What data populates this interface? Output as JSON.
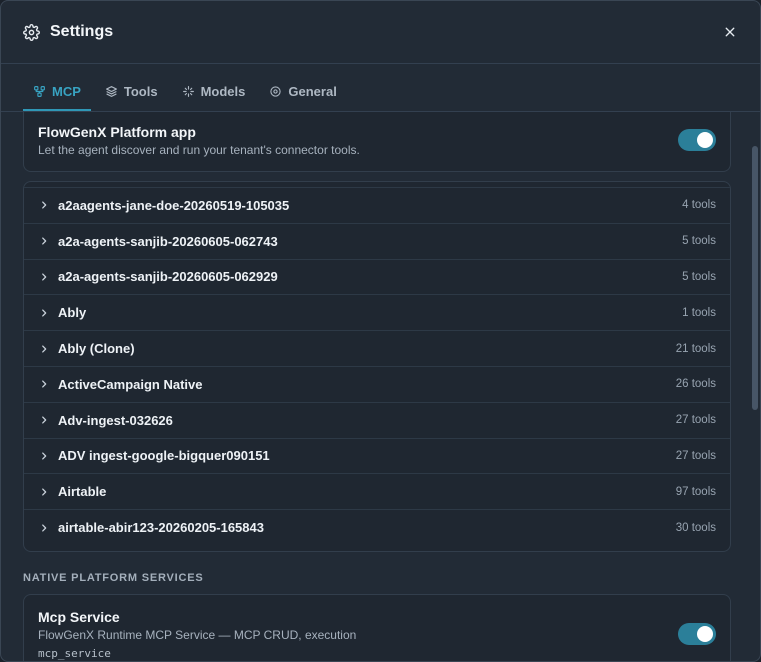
{
  "header": {
    "title": "Settings",
    "gear_icon": "gear-icon",
    "close_icon": "close-icon"
  },
  "tabs": [
    {
      "label": "MCP",
      "icon": "mcp-icon",
      "active": true
    },
    {
      "label": "Tools",
      "icon": "layers-icon",
      "active": false
    },
    {
      "label": "Models",
      "icon": "sparkle-icon",
      "active": false
    },
    {
      "label": "General",
      "icon": "gear-icon",
      "active": false
    }
  ],
  "platform_app": {
    "title": "FlowGenX Platform app",
    "description": "Let the agent discover and run your tenant's connector tools.",
    "enabled": true
  },
  "connectors": [
    {
      "name": "a2aagents-jane-doe-20260519-105035",
      "count": "4 tools"
    },
    {
      "name": "a2a-agents-sanjib-20260605-062743",
      "count": "5 tools"
    },
    {
      "name": "a2a-agents-sanjib-20260605-062929",
      "count": "5 tools"
    },
    {
      "name": "Ably",
      "count": "1 tools"
    },
    {
      "name": "Ably (Clone)",
      "count": "21 tools"
    },
    {
      "name": "ActiveCampaign Native",
      "count": "26 tools"
    },
    {
      "name": "Adv-ingest-032626",
      "count": "27 tools"
    },
    {
      "name": "ADV ingest-google-bigquer090151",
      "count": "27 tools"
    },
    {
      "name": "Airtable",
      "count": "97 tools"
    },
    {
      "name": "airtable-abir123-20260205-165843",
      "count": "30 tools"
    }
  ],
  "native_section": {
    "label": "NATIVE PLATFORM SERVICES"
  },
  "mcp_service": {
    "title": "Mcp Service",
    "description": "FlowGenX Runtime MCP Service — MCP CRUD, execution",
    "id": "mcp_service",
    "enabled": true
  },
  "colors": {
    "accent": "#2f97b6",
    "toggle_on": "#2b7f99",
    "background": "#222b36"
  }
}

········

> **SHORT TASK**
Read the data above. Pull out each line in which the string "title" appears.

> **RESULT FOR THIS EXERCISE**
    "title": "Settings",
    "title": "FlowGenX Platform app",
    "title": "Mcp Service",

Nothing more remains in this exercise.